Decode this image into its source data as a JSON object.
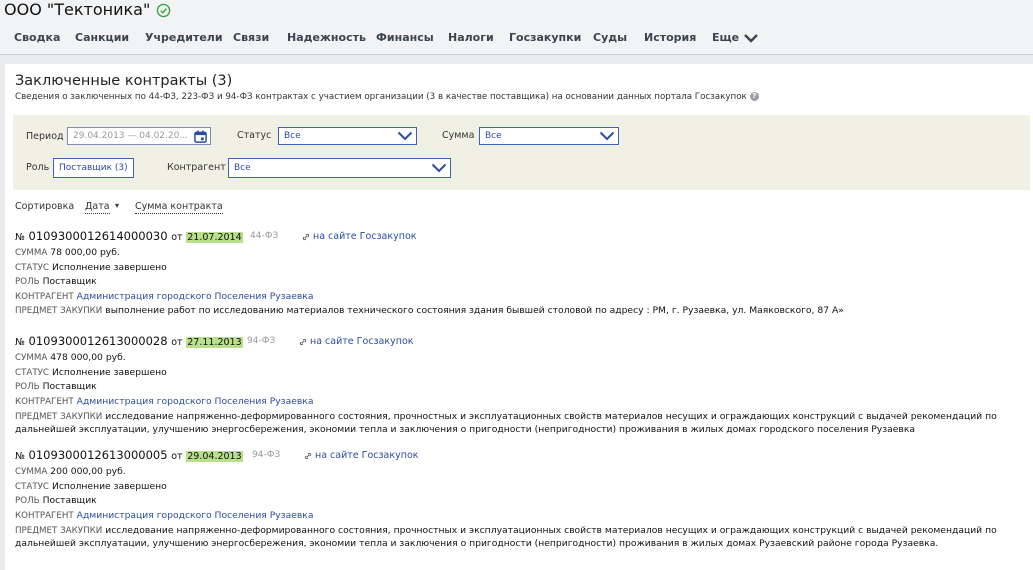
{
  "company": {
    "name": "ООО \"Тектоника\"",
    "status_icon": "check-circle-icon",
    "status_color": "#3aa541"
  },
  "tabs": [
    {
      "label": "Сводка"
    },
    {
      "label": "Санкции"
    },
    {
      "label": "Учредители"
    },
    {
      "label": "Связи"
    },
    {
      "label": "Надежность"
    },
    {
      "label": "Финансы"
    },
    {
      "label": "Налоги"
    },
    {
      "label": "Госзакупки"
    },
    {
      "label": "Суды"
    },
    {
      "label": "История"
    },
    {
      "label": "Еще"
    }
  ],
  "section": {
    "title": "Заключенные контракты (3)",
    "subtitle": "Сведения о заключенных по 44-ФЗ, 223-ФЗ и 94-ФЗ контрактах с участием организации (3 в качестве поставщика) на основании данных портала Госзакупок",
    "help_icon": "?"
  },
  "filters": {
    "period_label": "Период",
    "period_value": "29.04.2013 — 04.02.20...",
    "status_label": "Статус",
    "status_value": "Все",
    "sum_label": "Сумма",
    "sum_value": "Все",
    "role_label": "Роль",
    "role_value": "Поставщик (3)",
    "counterparty_label": "Контрагент",
    "counterparty_value": "Все"
  },
  "sorting": {
    "label": "Сортировка",
    "date": "Дата",
    "date_arrow": "▾",
    "sum": "Сумма контракта"
  },
  "labels": {
    "number_prefix": "№",
    "date_prefix": "от",
    "sum": "СУММА",
    "status": "СТАТУС",
    "role": "РОЛЬ",
    "counterparty": "КОНТРАГЕНТ",
    "subject": "ПРЕДМЕТ ЗАКУПКИ",
    "portal_link": "на сайте Госзакупок"
  },
  "contracts": [
    {
      "number": "0109300012614000030",
      "date": "21.07.2014",
      "law": "44-ФЗ",
      "sum": "78 000,00 руб.",
      "status": "Исполнение завершено",
      "role": "Поставщик",
      "counterparty": "Администрация городского Поселения Рузаевка",
      "subject": "выполнение работ по исследованию материалов технического состояния здания бывшей столовой по адресу : РМ, г. Рузаевка, ул. Маяковского, 87 А»"
    },
    {
      "number": "0109300012613000028",
      "date": "27.11.2013",
      "law": "94-ФЗ",
      "sum": "478 000,00 руб.",
      "status": "Исполнение завершено",
      "role": "Поставщик",
      "counterparty": "Администрация городского Поселения Рузаевка",
      "subject": "исследование напряженно-деформированного состояния, прочностных и эксплуатационных свойств материалов несущих и ограждающих конструкций с выдачей рекомендаций по дальнейшей эксплуатации, улучшению энергосбережения, экономии тепла и заключения о пригодности (непригодности) проживания в жилых домах городского поселения Рузаевка"
    },
    {
      "number": "0109300012613000005",
      "date": "29.04.2013",
      "law": "94-ФЗ",
      "sum": "200 000,00 руб.",
      "status": "Исполнение завершено",
      "role": "Поставщик",
      "counterparty": "Администрация городского Поселения Рузаевка",
      "subject": "исследование напряженно-деформированного состояния, прочностных и эксплуатационных свойств материалов несущих и ограждающих конструкций с выдачей рекомендаций по дальнейшей эксплуатации, улучшению энергосбережения, экономии тепла и заключения о пригодности (непригодности) проживания в жилых домах Рузаевский районе города Рузаевка."
    }
  ]
}
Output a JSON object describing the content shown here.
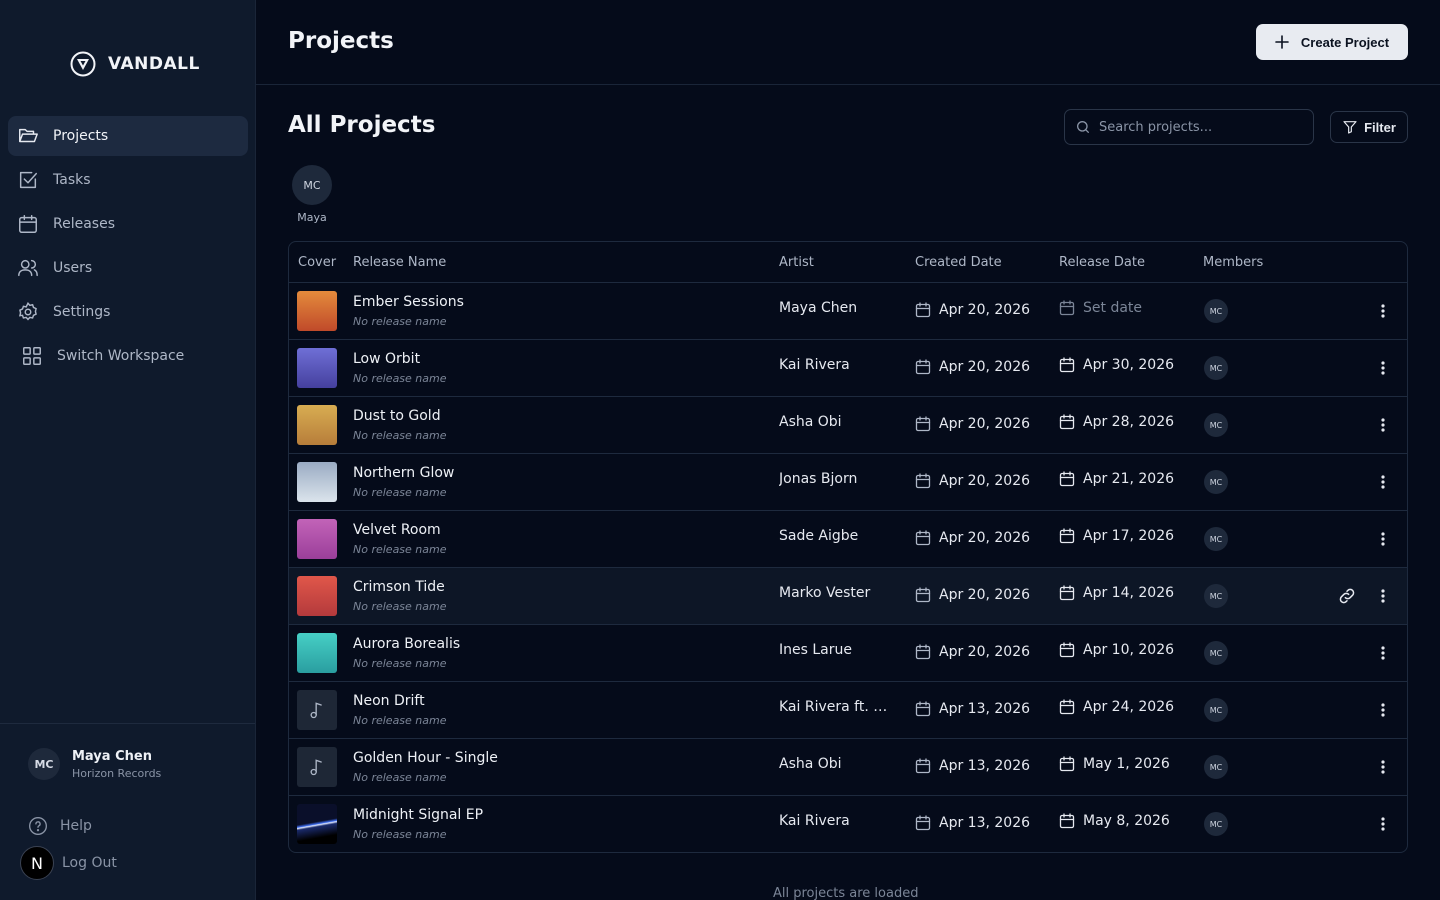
{
  "sidebar": {
    "brand": "VANDALL",
    "nav": [
      "Projects",
      "Tasks",
      "Releases",
      "Users",
      "Settings",
      "Switch Workspace"
    ],
    "user": {
      "initials": "MC",
      "name": "Maya Chen",
      "org": "Horizon Records"
    },
    "help": "Help",
    "logout": "Log Out",
    "badge": "N"
  },
  "header": {
    "title": "Projects",
    "create_label": "Create Project"
  },
  "main": {
    "section_title": "All Projects",
    "search_placeholder": "Search projects...",
    "filter_label": "Filter",
    "member_filter": {
      "initials": "MC",
      "name": "Maya"
    },
    "columns": [
      "Cover",
      "Release Name",
      "Artist",
      "Created Date",
      "Release Date",
      "Members"
    ],
    "rows": [
      {
        "name": "Ember Sessions",
        "sub": "No release name",
        "artist": "Maya Chen",
        "created": "Apr 20, 2026",
        "release": "Set date",
        "member": "MC",
        "cover": "linear-gradient(180deg,#e48b3c,#c04a2a)"
      },
      {
        "name": "Low Orbit",
        "sub": "No release name",
        "artist": "Kai Rivera",
        "created": "Apr 20, 2026",
        "release": "Apr 30, 2026",
        "member": "MC",
        "cover": "linear-gradient(180deg,#6f6fd6,#45409e)"
      },
      {
        "name": "Dust to Gold",
        "sub": "No release name",
        "artist": "Asha Obi",
        "created": "Apr 20, 2026",
        "release": "Apr 28, 2026",
        "member": "MC",
        "cover": "linear-gradient(180deg,#d8ad52,#b77d3a)"
      },
      {
        "name": "Northern Glow",
        "sub": "No release name",
        "artist": "Jonas Bjorn",
        "created": "Apr 20, 2026",
        "release": "Apr 21, 2026",
        "member": "MC",
        "cover": "linear-gradient(180deg,#9aabc3,#dbe4ec)"
      },
      {
        "name": "Velvet Room",
        "sub": "No release name",
        "artist": "Sade Aigbe",
        "created": "Apr 20, 2026",
        "release": "Apr 17, 2026",
        "member": "MC",
        "cover": "linear-gradient(180deg,#c263b8,#9b3f9a)"
      },
      {
        "name": "Crimson Tide",
        "sub": "No release name",
        "artist": "Marko Vester",
        "created": "Apr 20, 2026",
        "release": "Apr 14, 2026",
        "member": "MC",
        "cover": "linear-gradient(180deg,#e0574a,#b43a3c)"
      },
      {
        "name": "Aurora Borealis",
        "sub": "No release name",
        "artist": "Ines Larue",
        "created": "Apr 20, 2026",
        "release": "Apr 10, 2026",
        "member": "MC",
        "cover": "linear-gradient(180deg,#46cfc5,#2a9ea0)"
      },
      {
        "name": "Neon Drift",
        "sub": "No release name",
        "artist": "Kai Rivera ft. As...",
        "created": "Apr 13, 2026",
        "release": "Apr 24, 2026",
        "member": "MC",
        "cover": "note"
      },
      {
        "name": "Golden Hour - Single",
        "sub": "No release name",
        "artist": "Asha Obi",
        "created": "Apr 13, 2026",
        "release": "May 1, 2026",
        "member": "MC",
        "cover": "note"
      },
      {
        "name": "Midnight Signal EP",
        "sub": "No release name",
        "artist": "Kai Rivera",
        "created": "Apr 13, 2026",
        "release": "May 8, 2026",
        "member": "MC",
        "cover": "linear-gradient(170deg,#0a0f2a 0%,#0a0f2a 45%,#3c6cf0 50%,#e0e8ff 52%,#1a2a6a 56%,#000 80%)"
      }
    ],
    "footer_note": "All projects are loaded"
  }
}
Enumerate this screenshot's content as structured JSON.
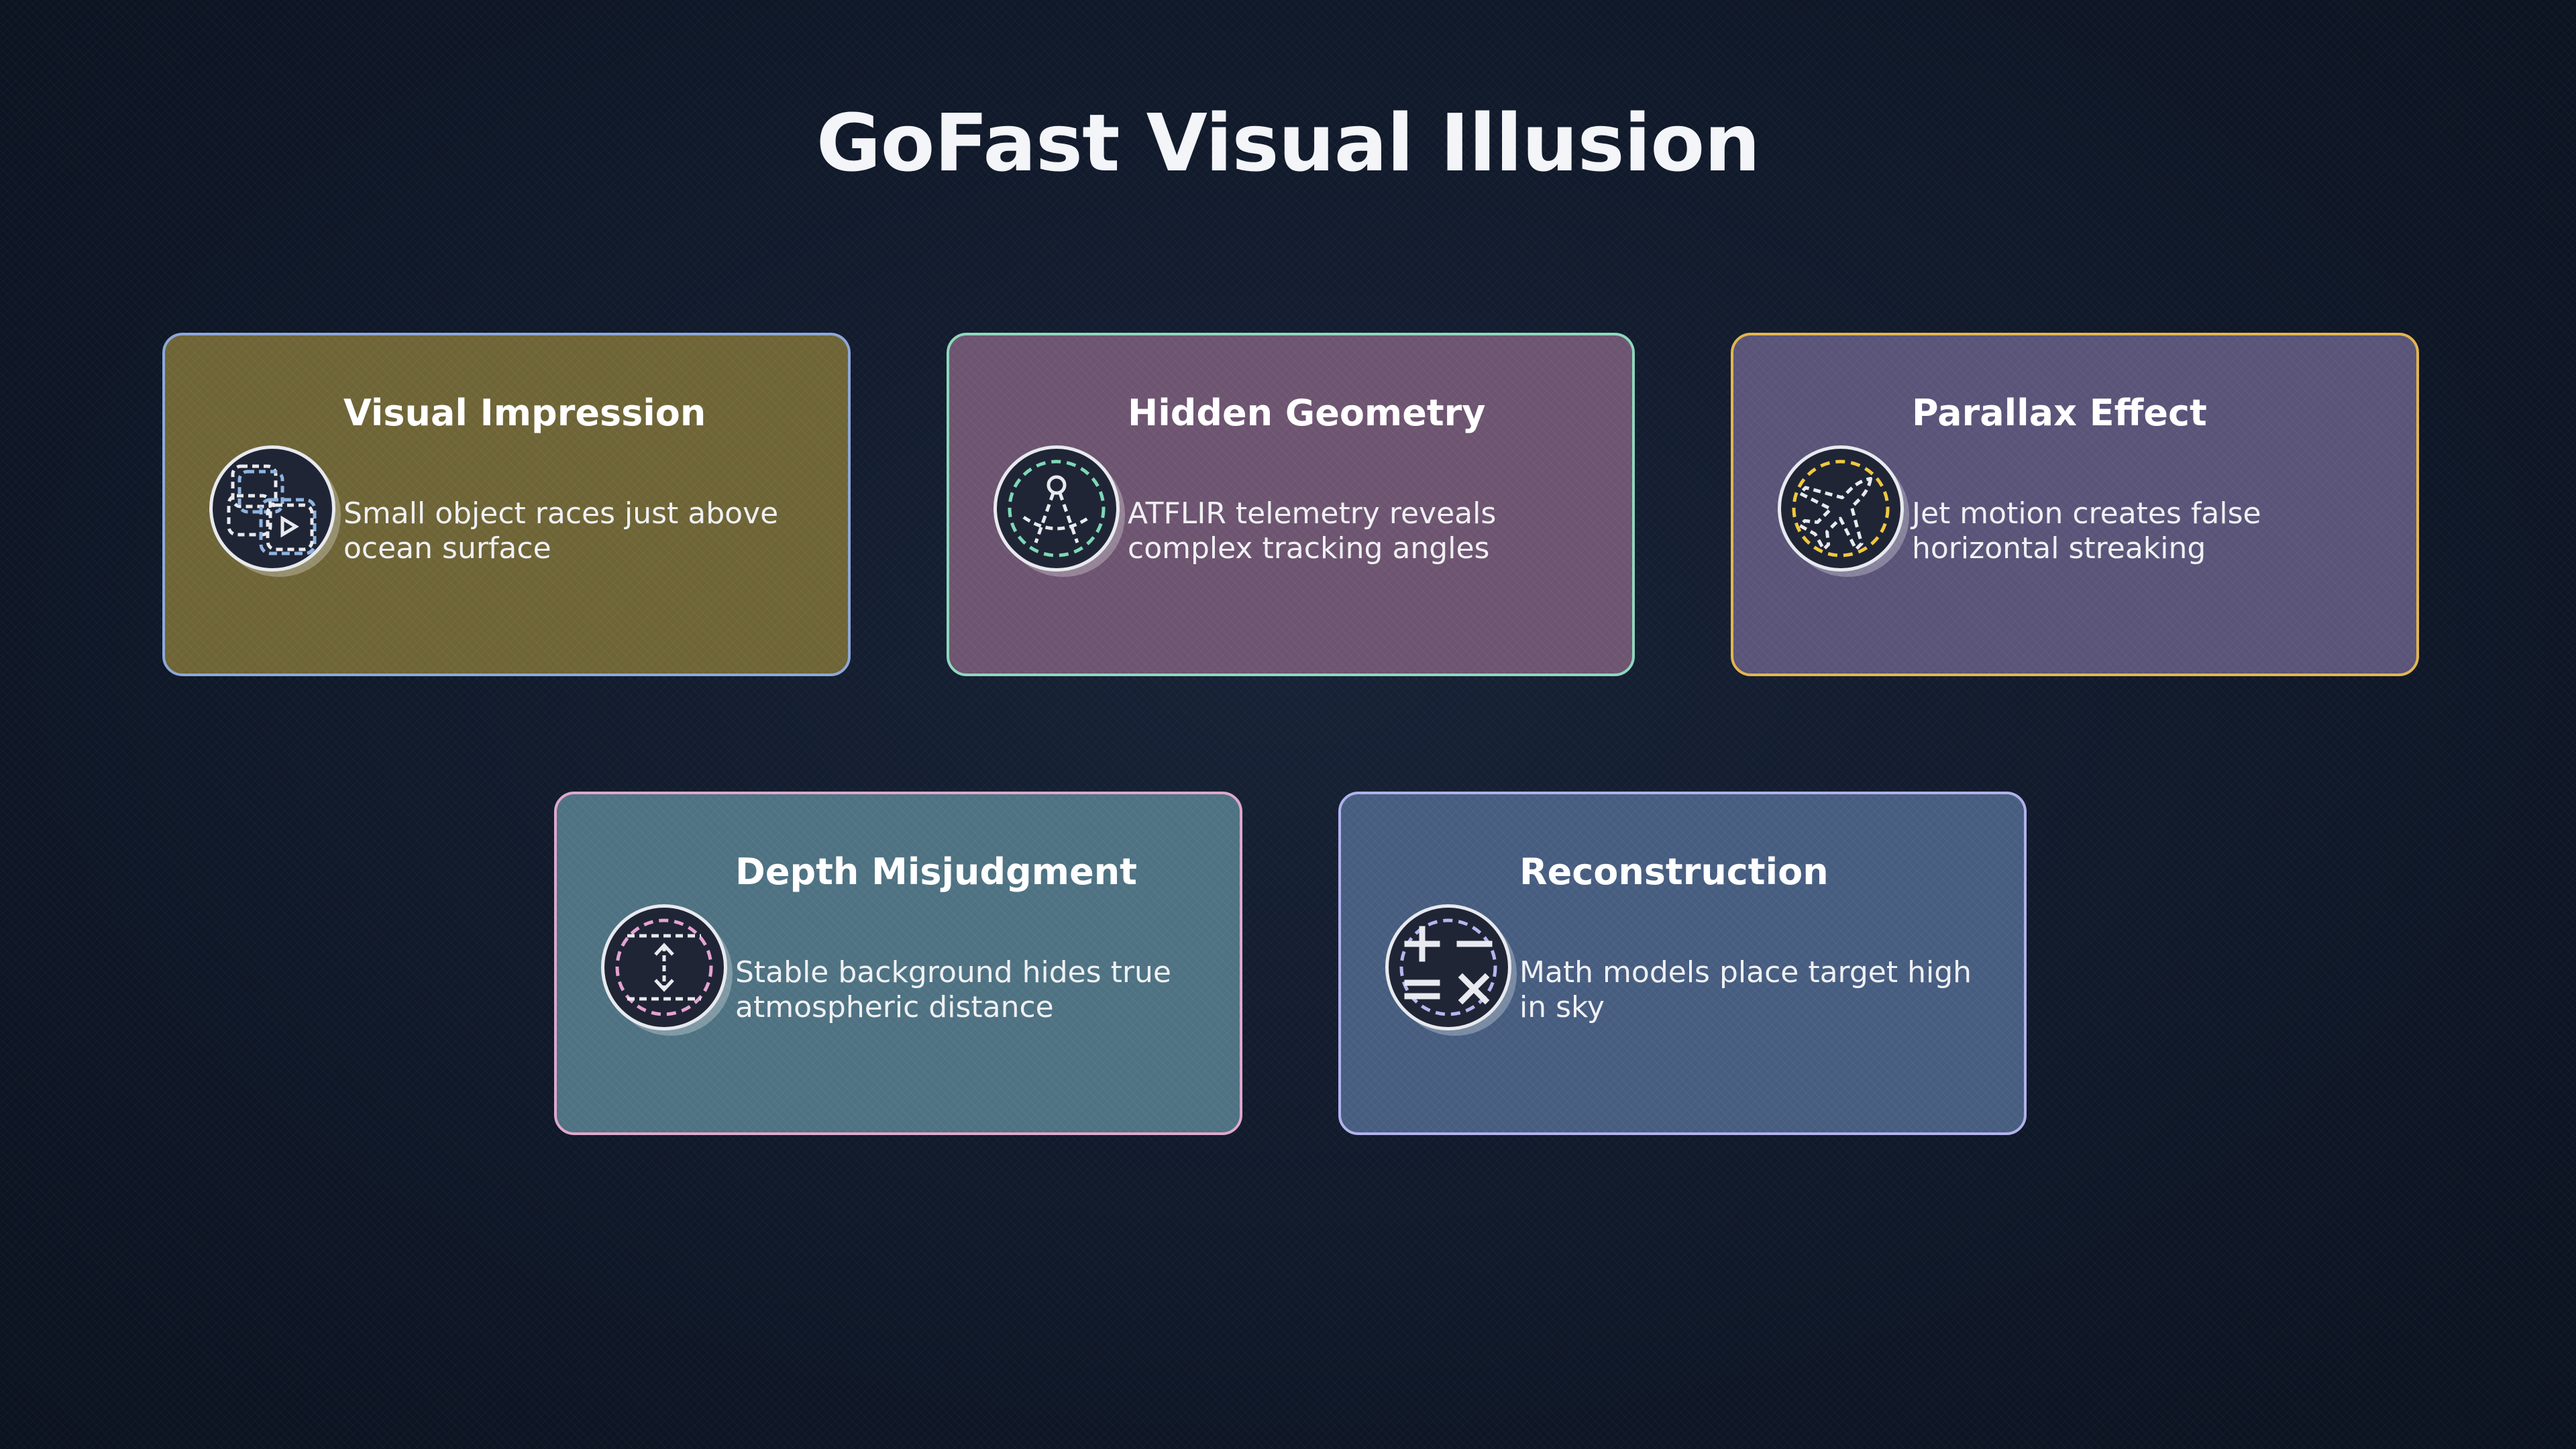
{
  "title": "GoFast Visual Illusion",
  "cards": [
    {
      "title": "Visual Impression",
      "desc": "Small object races just above ocean surface",
      "icon": "video-frames-icon",
      "bg": "#6e6436",
      "border": "#8fa8d8",
      "accent": "#8fb4e0"
    },
    {
      "title": "Hidden Geometry",
      "desc": "ATFLIR telemetry reveals complex tracking angles",
      "icon": "compass-icon",
      "bg": "#6d5470",
      "border": "#8fd9bd",
      "accent": "#7ed8b6"
    },
    {
      "title": "Parallax Effect",
      "desc": "Jet motion creates false horizontal streaking",
      "icon": "jet-icon",
      "bg": "#595478",
      "border": "#e4b64e",
      "accent": "#f0c842"
    },
    {
      "title": "Depth Misjudgment",
      "desc": "Stable background hides true atmospheric distance",
      "icon": "vertical-distance-icon",
      "bg": "#4e7282",
      "border": "#e0a8cc",
      "accent": "#e6a3d2"
    },
    {
      "title": "Reconstruction",
      "desc": "Math models place target high in sky",
      "icon": "math-operators-icon",
      "bg": "#465d80",
      "border": "#b2b2ec",
      "accent": "#b6b6f0"
    }
  ]
}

━━━━━━━━━━━━━━━━━━━━

• **The request**:
Each line above that includes "свойств" should be shown.

• **The completed task**:
      "subject": "исследование напряженно-деформированного состояния, прочностных и эксплуатационных свойств материалов несущих и ограждающих конструкций с выдачей рекомендаций по дальнейшей эксплуатации, улучшению энергосбережения, экономии тепла и заключения о пригодности (непригодности) проживания в жилых домах городского поселения Рузаевка"
      "subject": "исследование напряженно-деформированного состояния, прочностных и эксплуатационных свойств материалов несущих и ограждающих конструкций с выдачей рекомендаций по дальнейшей эксплуатации, улучшению энергосбережения, экономии тепла и заключения о пригодности (непригодности) проживания в жилых домах Рузаевский районе города Рузаевка."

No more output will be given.